◆ **YOUR GOAL**:
Copy out all the records, word for word.

Figure contents as structured data:
— begin —
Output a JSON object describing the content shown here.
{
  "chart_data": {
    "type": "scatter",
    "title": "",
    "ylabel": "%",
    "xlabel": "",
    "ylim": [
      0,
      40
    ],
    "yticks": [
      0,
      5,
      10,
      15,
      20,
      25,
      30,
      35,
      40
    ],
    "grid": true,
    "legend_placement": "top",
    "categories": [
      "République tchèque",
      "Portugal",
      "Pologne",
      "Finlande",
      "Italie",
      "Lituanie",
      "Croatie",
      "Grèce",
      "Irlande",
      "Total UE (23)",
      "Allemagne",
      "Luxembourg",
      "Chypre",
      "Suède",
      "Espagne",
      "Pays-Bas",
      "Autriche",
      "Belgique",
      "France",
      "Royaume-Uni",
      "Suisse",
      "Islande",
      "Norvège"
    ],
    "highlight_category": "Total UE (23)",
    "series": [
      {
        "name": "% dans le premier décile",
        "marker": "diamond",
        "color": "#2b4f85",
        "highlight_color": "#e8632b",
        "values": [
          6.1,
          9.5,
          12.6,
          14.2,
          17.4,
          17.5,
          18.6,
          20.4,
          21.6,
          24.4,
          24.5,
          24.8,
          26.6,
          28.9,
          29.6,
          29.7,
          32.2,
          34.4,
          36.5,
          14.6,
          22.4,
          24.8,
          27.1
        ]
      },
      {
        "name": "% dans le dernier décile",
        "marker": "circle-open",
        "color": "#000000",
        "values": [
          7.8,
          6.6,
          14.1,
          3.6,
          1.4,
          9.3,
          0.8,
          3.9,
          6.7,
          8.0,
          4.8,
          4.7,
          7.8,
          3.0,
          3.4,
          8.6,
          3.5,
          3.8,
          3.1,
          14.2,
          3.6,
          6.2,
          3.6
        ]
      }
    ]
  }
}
— end —
◆ **WRITTEN SOLUTION**:
Output a JSON object describing the content shown here.
{
  "chart_data": {
    "type": "scatter",
    "title": "",
    "ylabel": "%",
    "xlabel": "",
    "ylim": [
      0,
      40
    ],
    "yticks": [
      0,
      5,
      10,
      15,
      20,
      25,
      30,
      35,
      40
    ],
    "grid": true,
    "legend_placement": "top",
    "categories": [
      "République tchèque",
      "Portugal",
      "Pologne",
      "Finlande",
      "Italie",
      "Lituanie",
      "Croatie",
      "Grèce",
      "Irlande",
      "Total UE (23)",
      "Allemagne",
      "Luxembourg",
      "Chypre",
      "Suède",
      "Espagne",
      "Pays-Bas",
      "Autriche",
      "Belgique",
      "France",
      "Royaume-Uni",
      "Suisse",
      "Islande",
      "Norvège"
    ],
    "highlight_category": "Total UE (23)",
    "series": [
      {
        "name": "% dans le premier décile",
        "marker": "diamond",
        "color": "#2b4f85",
        "highlight_color": "#e8632b",
        "values": [
          6.1,
          9.5,
          12.6,
          14.2,
          17.4,
          17.5,
          18.6,
          20.4,
          21.6,
          24.4,
          24.5,
          24.8,
          26.6,
          28.9,
          29.6,
          29.7,
          32.2,
          34.4,
          36.5,
          14.6,
          22.4,
          24.8,
          27.1
        ]
      },
      {
        "name": "% dans le dernier décile",
        "marker": "circle-open",
        "color": "#000000",
        "values": [
          7.8,
          6.6,
          14.1,
          3.6,
          1.4,
          9.3,
          0.8,
          3.9,
          6.7,
          8.0,
          4.8,
          4.7,
          7.8,
          3.0,
          3.4,
          8.6,
          3.5,
          3.8,
          3.1,
          14.2,
          3.6,
          6.2,
          3.6
        ]
      }
    ]
  }
}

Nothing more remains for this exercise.